━━ Exercise materials ━━

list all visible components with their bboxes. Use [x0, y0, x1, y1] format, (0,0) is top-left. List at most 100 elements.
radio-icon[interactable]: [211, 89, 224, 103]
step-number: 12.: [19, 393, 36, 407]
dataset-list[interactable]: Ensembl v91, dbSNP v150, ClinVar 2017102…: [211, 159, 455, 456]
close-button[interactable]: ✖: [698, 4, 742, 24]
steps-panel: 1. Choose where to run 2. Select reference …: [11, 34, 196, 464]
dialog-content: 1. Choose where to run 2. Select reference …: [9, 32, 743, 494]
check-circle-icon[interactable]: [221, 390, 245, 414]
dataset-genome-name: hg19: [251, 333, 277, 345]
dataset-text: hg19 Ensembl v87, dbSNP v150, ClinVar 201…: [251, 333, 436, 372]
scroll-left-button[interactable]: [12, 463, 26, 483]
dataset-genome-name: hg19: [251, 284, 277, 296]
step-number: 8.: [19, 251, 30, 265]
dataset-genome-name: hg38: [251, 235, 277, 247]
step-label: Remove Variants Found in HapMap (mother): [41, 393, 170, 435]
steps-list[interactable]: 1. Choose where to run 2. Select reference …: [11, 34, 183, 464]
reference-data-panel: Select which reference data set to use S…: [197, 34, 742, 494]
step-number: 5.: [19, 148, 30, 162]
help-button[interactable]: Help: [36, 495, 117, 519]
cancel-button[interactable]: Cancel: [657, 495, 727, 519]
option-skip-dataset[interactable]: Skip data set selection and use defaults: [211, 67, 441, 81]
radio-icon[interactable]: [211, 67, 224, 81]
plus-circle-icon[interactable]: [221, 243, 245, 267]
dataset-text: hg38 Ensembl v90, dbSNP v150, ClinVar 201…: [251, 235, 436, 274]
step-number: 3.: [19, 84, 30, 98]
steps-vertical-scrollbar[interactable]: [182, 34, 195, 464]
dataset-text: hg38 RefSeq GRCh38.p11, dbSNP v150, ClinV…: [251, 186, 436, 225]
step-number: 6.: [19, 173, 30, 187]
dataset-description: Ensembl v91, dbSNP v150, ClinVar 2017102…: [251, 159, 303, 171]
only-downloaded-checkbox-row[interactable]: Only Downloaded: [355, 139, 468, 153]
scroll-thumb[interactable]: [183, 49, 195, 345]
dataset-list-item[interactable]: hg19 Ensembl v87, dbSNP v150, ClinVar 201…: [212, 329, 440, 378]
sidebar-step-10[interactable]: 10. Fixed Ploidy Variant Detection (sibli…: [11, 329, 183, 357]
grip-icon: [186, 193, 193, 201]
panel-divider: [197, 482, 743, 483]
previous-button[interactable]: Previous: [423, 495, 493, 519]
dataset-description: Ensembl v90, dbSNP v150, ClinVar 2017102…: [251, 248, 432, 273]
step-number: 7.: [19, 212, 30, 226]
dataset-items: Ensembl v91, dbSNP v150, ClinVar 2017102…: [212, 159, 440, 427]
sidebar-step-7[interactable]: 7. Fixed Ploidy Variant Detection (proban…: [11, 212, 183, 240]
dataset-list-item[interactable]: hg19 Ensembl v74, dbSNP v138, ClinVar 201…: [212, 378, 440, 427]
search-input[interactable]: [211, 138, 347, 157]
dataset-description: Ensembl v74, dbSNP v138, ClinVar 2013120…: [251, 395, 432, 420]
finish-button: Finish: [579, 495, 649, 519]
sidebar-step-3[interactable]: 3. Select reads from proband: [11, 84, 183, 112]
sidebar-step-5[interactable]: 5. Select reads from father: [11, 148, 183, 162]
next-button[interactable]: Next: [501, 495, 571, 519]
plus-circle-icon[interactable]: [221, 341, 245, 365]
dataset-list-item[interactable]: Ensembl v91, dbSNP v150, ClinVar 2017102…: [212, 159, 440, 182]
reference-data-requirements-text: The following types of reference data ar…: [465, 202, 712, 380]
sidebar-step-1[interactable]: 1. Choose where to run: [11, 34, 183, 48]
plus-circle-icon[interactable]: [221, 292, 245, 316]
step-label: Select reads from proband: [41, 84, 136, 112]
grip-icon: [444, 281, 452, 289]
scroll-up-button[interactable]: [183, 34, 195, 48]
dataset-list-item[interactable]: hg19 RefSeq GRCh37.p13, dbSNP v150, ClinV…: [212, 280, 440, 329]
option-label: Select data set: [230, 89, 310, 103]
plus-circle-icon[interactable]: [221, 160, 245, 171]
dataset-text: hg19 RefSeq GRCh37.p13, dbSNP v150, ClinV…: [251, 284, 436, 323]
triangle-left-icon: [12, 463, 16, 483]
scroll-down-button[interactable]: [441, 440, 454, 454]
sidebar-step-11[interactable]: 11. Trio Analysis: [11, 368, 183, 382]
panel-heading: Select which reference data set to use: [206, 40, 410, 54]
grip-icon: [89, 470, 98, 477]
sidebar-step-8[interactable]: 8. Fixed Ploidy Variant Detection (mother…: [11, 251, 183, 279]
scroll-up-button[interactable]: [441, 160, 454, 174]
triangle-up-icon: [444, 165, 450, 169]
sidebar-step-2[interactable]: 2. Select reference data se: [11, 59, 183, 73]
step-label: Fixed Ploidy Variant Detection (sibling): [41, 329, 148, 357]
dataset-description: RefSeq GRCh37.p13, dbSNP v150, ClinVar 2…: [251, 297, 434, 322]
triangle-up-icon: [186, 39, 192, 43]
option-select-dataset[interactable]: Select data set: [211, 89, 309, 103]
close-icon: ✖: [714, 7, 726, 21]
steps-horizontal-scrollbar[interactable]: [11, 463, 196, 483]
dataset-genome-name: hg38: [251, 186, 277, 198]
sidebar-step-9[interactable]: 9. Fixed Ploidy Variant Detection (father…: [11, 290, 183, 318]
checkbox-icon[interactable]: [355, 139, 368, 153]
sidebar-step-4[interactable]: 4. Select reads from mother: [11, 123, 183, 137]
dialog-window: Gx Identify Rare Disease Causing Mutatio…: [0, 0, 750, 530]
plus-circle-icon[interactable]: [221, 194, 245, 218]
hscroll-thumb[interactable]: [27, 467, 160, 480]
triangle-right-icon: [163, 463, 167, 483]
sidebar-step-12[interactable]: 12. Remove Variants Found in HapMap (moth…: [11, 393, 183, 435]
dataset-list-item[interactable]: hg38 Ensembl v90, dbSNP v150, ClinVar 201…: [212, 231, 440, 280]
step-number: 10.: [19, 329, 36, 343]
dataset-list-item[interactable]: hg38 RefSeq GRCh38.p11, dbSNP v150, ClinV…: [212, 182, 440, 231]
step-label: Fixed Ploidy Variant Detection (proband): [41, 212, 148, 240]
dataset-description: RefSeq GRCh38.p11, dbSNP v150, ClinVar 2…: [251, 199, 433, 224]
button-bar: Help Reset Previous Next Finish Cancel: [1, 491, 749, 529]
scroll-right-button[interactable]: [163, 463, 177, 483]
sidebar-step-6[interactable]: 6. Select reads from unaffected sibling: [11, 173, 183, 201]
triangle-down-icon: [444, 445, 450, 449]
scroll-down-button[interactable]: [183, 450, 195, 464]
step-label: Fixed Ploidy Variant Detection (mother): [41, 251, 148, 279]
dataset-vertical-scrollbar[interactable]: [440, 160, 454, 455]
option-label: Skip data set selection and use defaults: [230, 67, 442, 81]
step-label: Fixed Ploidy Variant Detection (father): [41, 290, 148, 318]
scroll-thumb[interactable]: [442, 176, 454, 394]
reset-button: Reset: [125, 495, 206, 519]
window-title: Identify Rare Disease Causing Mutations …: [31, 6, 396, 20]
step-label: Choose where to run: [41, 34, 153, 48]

━━━

▸ **Task prompt**:
What lines in the data above contain the word "scrollbar"? Copy them all.

▸ **Solved problem**:
steps-vertical-scrollbar[interactable]: [182, 34, 195, 464]
steps-horizontal-scrollbar[interactable]: [11, 463, 196, 483]
dataset-vertical-scrollbar[interactable]: [440, 160, 454, 455]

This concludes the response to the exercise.